**Task to complete:** Where a line in the listing contains the string "content", copy that line out.

(Entries from a dataset)
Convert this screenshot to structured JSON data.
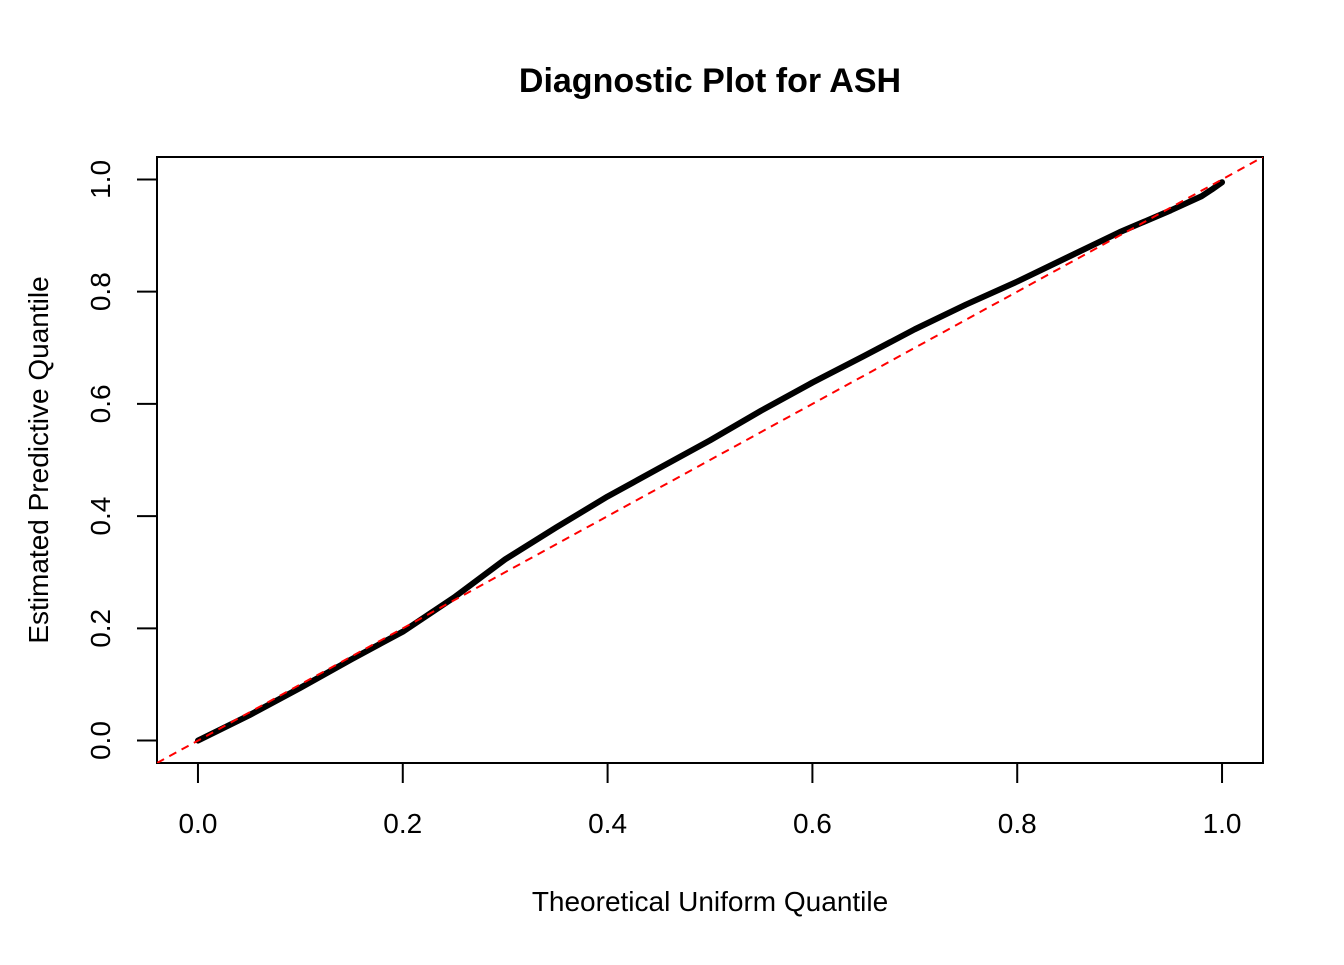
{
  "chart_data": {
    "type": "line",
    "title": "Diagnostic Plot for ASH",
    "x_label": "Theoretical Uniform Quantile",
    "y_label": "Estimated Predictive Quantile",
    "x": [
      0,
      0.05,
      0.1,
      0.15,
      0.2,
      0.25,
      0.3,
      0.35,
      0.4,
      0.45,
      0.5,
      0.55,
      0.6,
      0.65,
      0.7,
      0.75,
      0.8,
      0.85,
      0.9,
      0.95,
      0.98,
      0.99,
      1.0
    ],
    "values": [
      0,
      0.045,
      0.094,
      0.145,
      0.194,
      0.255,
      0.323,
      0.38,
      0.435,
      0.485,
      0.535,
      0.588,
      0.638,
      0.685,
      0.733,
      0.777,
      0.818,
      0.862,
      0.906,
      0.945,
      0.97,
      0.982,
      0.995
    ],
    "color": "#000000",
    "xlim": [
      -0.04,
      1.04
    ],
    "ylim": [
      -0.04,
      1.04
    ],
    "xticks": [
      {
        "value": 0,
        "label": "0.0"
      },
      0.2,
      0.4,
      0.6,
      0.8,
      {
        "value": 1,
        "label": "1.0"
      }
    ],
    "yticks": [
      {
        "value": 0,
        "label": "0.0"
      },
      0.2,
      0.4,
      0.6,
      0.8,
      {
        "value": 1,
        "label": "1.0"
      }
    ],
    "reference_line": {
      "intercept": 0,
      "slope": 1,
      "color": "#ff0000"
    }
  }
}
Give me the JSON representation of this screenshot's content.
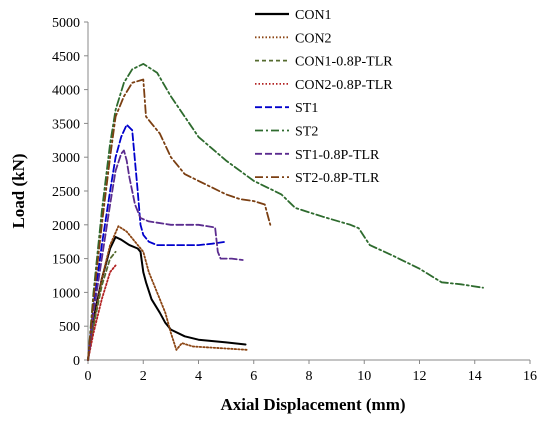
{
  "chart_data": {
    "type": "line",
    "title": "",
    "xlabel": "Axial Displacement (mm)",
    "ylabel": "Load (kN)",
    "xlim": [
      0,
      16
    ],
    "ylim": [
      0,
      5000
    ],
    "xticks": [
      0,
      2,
      4,
      6,
      8,
      10,
      12,
      14,
      16
    ],
    "yticks": [
      0,
      500,
      1000,
      1500,
      2000,
      2500,
      3000,
      3500,
      4000,
      4500,
      5000
    ],
    "grid": false,
    "legend_position": "top-right",
    "series": [
      {
        "name": "CON1",
        "color": "#000000",
        "dash": "solid",
        "points": [
          [
            0,
            0
          ],
          [
            0.2,
            600
          ],
          [
            0.5,
            1200
          ],
          [
            0.8,
            1650
          ],
          [
            1.0,
            1820
          ],
          [
            1.2,
            1780
          ],
          [
            1.5,
            1700
          ],
          [
            1.8,
            1650
          ],
          [
            1.9,
            1600
          ],
          [
            2.0,
            1300
          ],
          [
            2.1,
            1150
          ],
          [
            2.3,
            900
          ],
          [
            2.6,
            700
          ],
          [
            2.8,
            550
          ],
          [
            3.0,
            450
          ],
          [
            3.5,
            350
          ],
          [
            4.0,
            300
          ],
          [
            5.0,
            260
          ],
          [
            5.7,
            230
          ]
        ]
      },
      {
        "name": "CON2",
        "color": "#8B4513",
        "dash": "dotted",
        "points": [
          [
            0,
            0
          ],
          [
            0.2,
            500
          ],
          [
            0.5,
            1200
          ],
          [
            0.8,
            1700
          ],
          [
            1.1,
            1980
          ],
          [
            1.4,
            1900
          ],
          [
            1.7,
            1750
          ],
          [
            2.0,
            1600
          ],
          [
            2.2,
            1300
          ],
          [
            2.5,
            1000
          ],
          [
            2.8,
            700
          ],
          [
            3.0,
            400
          ],
          [
            3.2,
            150
          ],
          [
            3.4,
            250
          ],
          [
            3.8,
            200
          ],
          [
            5.0,
            170
          ],
          [
            5.8,
            150
          ]
        ]
      },
      {
        "name": "CON1-0.8P-TLR",
        "color": "#556B2F",
        "dash": "dashed",
        "points": [
          [
            0,
            0
          ],
          [
            0.2,
            500
          ],
          [
            0.5,
            1100
          ],
          [
            0.8,
            1500
          ],
          [
            1.0,
            1600
          ]
        ]
      },
      {
        "name": "CON2-0.8P-TLR",
        "color": "#B22222",
        "dash": "dotted",
        "points": [
          [
            0,
            0
          ],
          [
            0.2,
            400
          ],
          [
            0.5,
            900
          ],
          [
            0.8,
            1300
          ],
          [
            1.0,
            1400
          ]
        ]
      },
      {
        "name": "ST1",
        "color": "#0000CC",
        "dash": "longdash",
        "points": [
          [
            0,
            0
          ],
          [
            0.2,
            800
          ],
          [
            0.5,
            1700
          ],
          [
            0.8,
            2500
          ],
          [
            1.0,
            3000
          ],
          [
            1.2,
            3300
          ],
          [
            1.4,
            3480
          ],
          [
            1.6,
            3400
          ],
          [
            1.8,
            2500
          ],
          [
            1.9,
            2000
          ],
          [
            2.0,
            1850
          ],
          [
            2.2,
            1750
          ],
          [
            2.5,
            1700
          ],
          [
            3.0,
            1700
          ],
          [
            4.0,
            1700
          ],
          [
            4.5,
            1720
          ],
          [
            5.0,
            1750
          ]
        ]
      },
      {
        "name": "ST2",
        "color": "#2E6B2E",
        "dash": "dashdot",
        "points": [
          [
            0,
            0
          ],
          [
            0.2,
            1000
          ],
          [
            0.5,
            2200
          ],
          [
            0.8,
            3200
          ],
          [
            1.0,
            3700
          ],
          [
            1.3,
            4100
          ],
          [
            1.6,
            4300
          ],
          [
            2.0,
            4380
          ],
          [
            2.5,
            4250
          ],
          [
            3.0,
            3900
          ],
          [
            3.5,
            3600
          ],
          [
            4.0,
            3300
          ],
          [
            5.0,
            2950
          ],
          [
            6.0,
            2650
          ],
          [
            7.0,
            2450
          ],
          [
            7.5,
            2250
          ],
          [
            8.5,
            2120
          ],
          [
            9.5,
            2000
          ],
          [
            9.8,
            1950
          ],
          [
            10.2,
            1700
          ],
          [
            11.0,
            1550
          ],
          [
            12.0,
            1350
          ],
          [
            12.8,
            1150
          ],
          [
            13.5,
            1120
          ],
          [
            14.3,
            1070
          ]
        ]
      },
      {
        "name": "ST1-0.8P-TLR",
        "color": "#5B2C8F",
        "dash": "longdash",
        "points": [
          [
            0,
            0
          ],
          [
            0.2,
            700
          ],
          [
            0.5,
            1500
          ],
          [
            0.8,
            2300
          ],
          [
            1.0,
            2800
          ],
          [
            1.2,
            3050
          ],
          [
            1.3,
            3100
          ],
          [
            1.4,
            2950
          ],
          [
            1.5,
            2700
          ],
          [
            1.7,
            2300
          ],
          [
            1.9,
            2100
          ],
          [
            2.2,
            2050
          ],
          [
            3.0,
            2000
          ],
          [
            4.0,
            2000
          ],
          [
            4.6,
            1960
          ],
          [
            4.7,
            1600
          ],
          [
            4.8,
            1500
          ],
          [
            5.2,
            1500
          ],
          [
            5.6,
            1480
          ]
        ]
      },
      {
        "name": "ST2-0.8P-TLR",
        "color": "#7B3F12",
        "dash": "dashdot",
        "points": [
          [
            0,
            0
          ],
          [
            0.2,
            900
          ],
          [
            0.5,
            2000
          ],
          [
            0.8,
            3000
          ],
          [
            1.0,
            3600
          ],
          [
            1.3,
            3900
          ],
          [
            1.6,
            4100
          ],
          [
            2.0,
            4150
          ],
          [
            2.1,
            3600
          ],
          [
            2.3,
            3500
          ],
          [
            2.6,
            3350
          ],
          [
            3.0,
            3000
          ],
          [
            3.5,
            2750
          ],
          [
            4.0,
            2650
          ],
          [
            5.0,
            2450
          ],
          [
            5.5,
            2380
          ],
          [
            6.0,
            2350
          ],
          [
            6.4,
            2300
          ],
          [
            6.6,
            2000
          ]
        ]
      }
    ]
  }
}
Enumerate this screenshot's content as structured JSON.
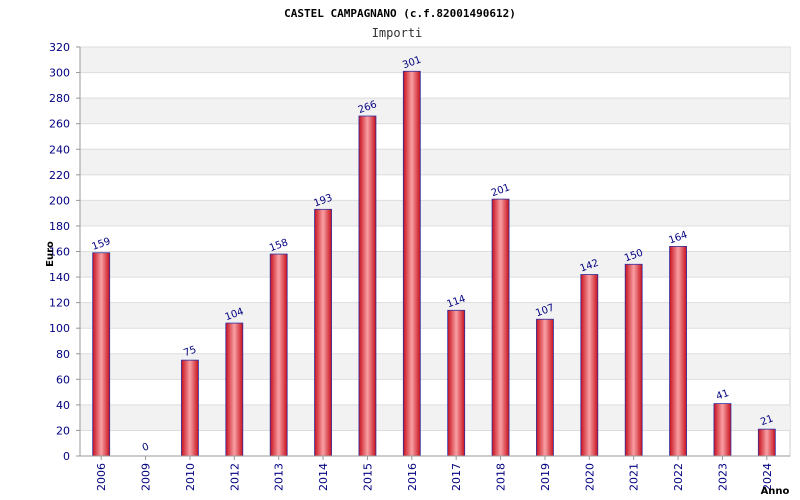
{
  "chart_data": {
    "type": "bar",
    "title": "CASTEL CAMPAGNANO (c.f.82001490612)",
    "subtitle": "Importi",
    "xlabel": "Anno",
    "ylabel": "Euro",
    "ylim": [
      0,
      320
    ],
    "yticks": [
      0,
      20,
      40,
      60,
      80,
      100,
      120,
      140,
      160,
      180,
      200,
      220,
      240,
      260,
      280,
      300,
      320
    ],
    "grid": "horizontal bands",
    "categories": [
      "2006",
      "2009",
      "2010",
      "2012",
      "2013",
      "2014",
      "2015",
      "2016",
      "2017",
      "2018",
      "2019",
      "2020",
      "2021",
      "2022",
      "2023",
      "2024"
    ],
    "values": [
      159,
      0,
      75,
      104,
      158,
      193,
      266,
      301,
      114,
      201,
      107,
      142,
      150,
      164,
      41,
      21
    ],
    "data_labels": [
      "159",
      "0",
      "75",
      "104",
      "158",
      "193",
      "266",
      "301",
      "114",
      "201",
      "107",
      "142",
      "150",
      "164",
      "41",
      "21"
    ],
    "colors": {
      "bar": "#e8202c",
      "bar_highlight": "#f8a0a4",
      "bar_edge": "#3030a0",
      "band": "#f2f2f2",
      "tick_text": "#000080"
    }
  }
}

**Result for this task:**
Give me the JSON representation of this screenshot's content.
Enumerate this screenshot's content as structured JSON.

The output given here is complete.